# RECORDS FOR THIS EXERCISE
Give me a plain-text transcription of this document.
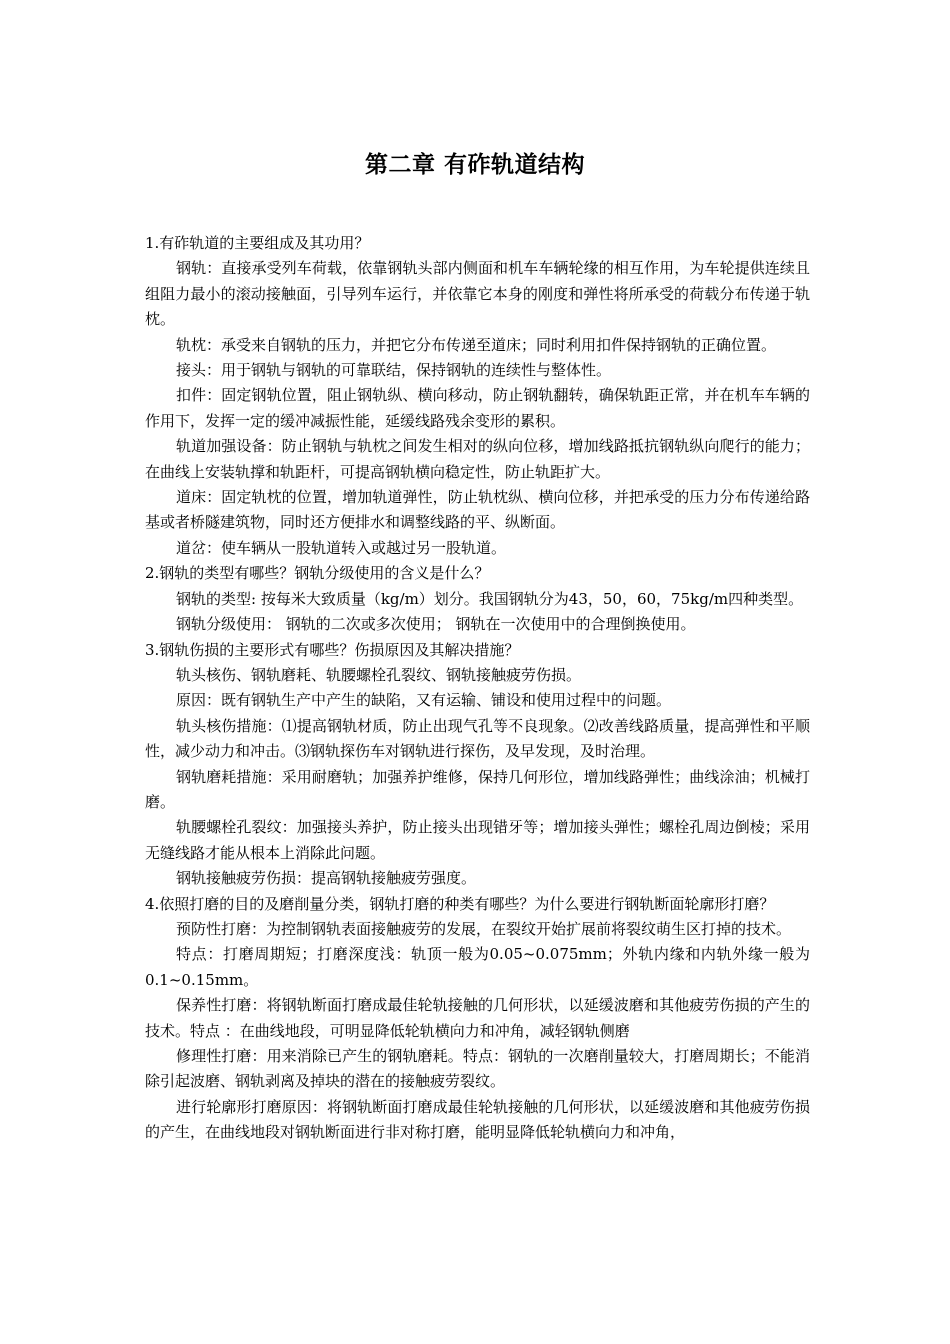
第二章 有砟轨道结构

1.有砟轨道的主要组成及其功用？

钢轨：直接承受列车荷载，依靠钢轨头部内侧面和机车车辆轮缘的相互作用，为车轮提供连续且组阻力最小的滚动接触面，引导列车运行，并依靠它本身的刚度和弹性将所承受的荷载分布传递于轨枕。

轨枕：承受来自钢轨的压力，并把它分布传递至道床；同时利用扣件保持钢轨的正确位置。

接头：用于钢轨与钢轨的可靠联结，保持钢轨的连续性与整体性。

扣件：固定钢轨位置，阻止钢轨纵、横向移动，防止钢轨翻转，确保轨距正常，并在机车车辆的作用下，发挥一定的缓冲减振性能，延缓线路残余变形的累积。

轨道加强设备：防止钢轨与轨枕之间发生相对的纵向位移，增加线路抵抗钢轨纵向爬行的能力；在曲线上安装轨撑和轨距杆，可提高钢轨横向稳定性，防止轨距扩大。

道床：固定轨枕的位置，增加轨道弹性，防止轨枕纵、横向位移，并把承受的压力分布传递给路基或者桥隧建筑物，同时还方便排水和调整线路的平、纵断面。

道岔：使车辆从一股轨道转入或越过另一股轨道。

2.钢轨的类型有哪些？钢轨分级使用的含义是什么？

钢轨的类型: 按每米大致质量（kg/m）划分。我国钢轨分为43，50，60，75kg/m四种类型。

钢轨分级使用： 钢轨的二次或多次使用； 钢轨在一次使用中的合理倒换使用。

3.钢轨伤损的主要形式有哪些？伤损原因及其解决措施？

轨头核伤、钢轨磨耗、轨腰螺栓孔裂纹、钢轨接触疲劳伤损。

原因：既有钢轨生产中产生的缺陷，又有运输、铺设和使用过程中的问题。

轨头核伤措施：⑴提高钢轨材质，防止出现气孔等不良现象。⑵改善线路质量，提高弹性和平顺性，减少动力和冲击。⑶钢轨探伤车对钢轨进行探伤，及早发现，及时治理。

钢轨磨耗措施：采用耐磨轨；加强养护维修，保持几何形位，增加线路弹性；曲线涂油；机械打磨。

轨腰螺栓孔裂纹：加强接头养护，防止接头出现错牙等；增加接头弹性；螺栓孔周边倒棱；采用无缝线路才能从根本上消除此问题。

钢轨接触疲劳伤损：提高钢轨接触疲劳强度。

4.依照打磨的目的及磨削量分类，钢轨打磨的种类有哪些？为什么要进行钢轨断面轮廓形打磨？

预防性打磨：为控制钢轨表面接触疲劳的发展，在裂纹开始扩展前将裂纹萌生区打掉的技术。

特点：打磨周期短；打磨深度浅：轨顶一般为0.05~0.075mm；外轨内缘和内轨外缘一般为0.1~0.15mm。

保养性打磨：将钢轨断面打磨成最佳轮轨接触的几何形状，以延缓波磨和其他疲劳伤损的产生的技术。特点 ：在曲线地段，可明显降低轮轨横向力和冲角，减轻钢轨侧磨

修理性打磨：用来消除已产生的钢轨磨耗。特点：钢轨的一次磨削量较大，打磨周期长；不能消除引起波磨、钢轨剥离及掉块的潜在的接触疲劳裂纹。

进行轮廓形打磨原因：将钢轨断面打磨成最佳轮轨接触的几何形状，以延缓波磨和其他疲劳伤损的产生，在曲线地段对钢轨断面进行非对称打磨，能明显降低轮轨横向力和冲角，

# EXERCISE
Transcribe the material exactly, keeping every word and none of the pictures.

# SOLUTION TO THE PROBLEM
Give me a plain-text transcription of this document.
第二章 有砟轨道结构

1.有砟轨道的主要组成及其功用？

钢轨：直接承受列车荷载，依靠钢轨头部内侧面和机车车辆轮缘的相互作用，为车轮提供连续且组阻力最小的滚动接触面，引导列车运行，并依靠它本身的刚度和弹性将所承受的荷载分布传递于轨枕。

轨枕：承受来自钢轨的压力，并把它分布传递至道床；同时利用扣件保持钢轨的正确位置。

接头：用于钢轨与钢轨的可靠联结，保持钢轨的连续性与整体性。

扣件：固定钢轨位置，阻止钢轨纵、横向移动，防止钢轨翻转，确保轨距正常，并在机车车辆的作用下，发挥一定的缓冲减振性能，延缓线路残余变形的累积。

轨道加强设备：防止钢轨与轨枕之间发生相对的纵向位移，增加线路抵抗钢轨纵向爬行的能力；在曲线上安装轨撑和轨距杆，可提高钢轨横向稳定性，防止轨距扩大。

道床：固定轨枕的位置，增加轨道弹性，防止轨枕纵、横向位移，并把承受的压力分布传递给路基或者桥隧建筑物，同时还方便排水和调整线路的平、纵断面。

道岔：使车辆从一股轨道转入或越过另一股轨道。

2.钢轨的类型有哪些？钢轨分级使用的含义是什么？

钢轨的类型: 按每米大致质量（kg/m）划分。我国钢轨分为43，50，60，75kg/m四种类型。

钢轨分级使用： 钢轨的二次或多次使用； 钢轨在一次使用中的合理倒换使用。

3.钢轨伤损的主要形式有哪些？伤损原因及其解决措施？

轨头核伤、钢轨磨耗、轨腰螺栓孔裂纹、钢轨接触疲劳伤损。

原因：既有钢轨生产中产生的缺陷，又有运输、铺设和使用过程中的问题。

轨头核伤措施：⑴提高钢轨材质，防止出现气孔等不良现象。⑵改善线路质量，提高弹性和平顺性，减少动力和冲击。⑶钢轨探伤车对钢轨进行探伤，及早发现，及时治理。

钢轨磨耗措施：采用耐磨轨；加强养护维修，保持几何形位，增加线路弹性；曲线涂油；机械打磨。

轨腰螺栓孔裂纹：加强接头养护，防止接头出现错牙等；增加接头弹性；螺栓孔周边倒棱；采用无缝线路才能从根本上消除此问题。

钢轨接触疲劳伤损：提高钢轨接触疲劳强度。

4.依照打磨的目的及磨削量分类，钢轨打磨的种类有哪些？为什么要进行钢轨断面轮廓形打磨？

预防性打磨：为控制钢轨表面接触疲劳的发展，在裂纹开始扩展前将裂纹萌生区打掉的技术。

特点：打磨周期短；打磨深度浅：轨顶一般为0.05~0.075mm；外轨内缘和内轨外缘一般为0.1~0.15mm。

保养性打磨：将钢轨断面打磨成最佳轮轨接触的几何形状，以延缓波磨和其他疲劳伤损的产生的技术。特点 ：在曲线地段，可明显降低轮轨横向力和冲角，减轻钢轨侧磨

修理性打磨：用来消除已产生的钢轨磨耗。特点：钢轨的一次磨削量较大，打磨周期长；不能消除引起波磨、钢轨剥离及掉块的潜在的接触疲劳裂纹。

进行轮廓形打磨原因：将钢轨断面打磨成最佳轮轨接触的几何形状，以延缓波磨和其他疲劳伤损的产生，在曲线地段对钢轨断面进行非对称打磨，能明显降低轮轨横向力和冲角，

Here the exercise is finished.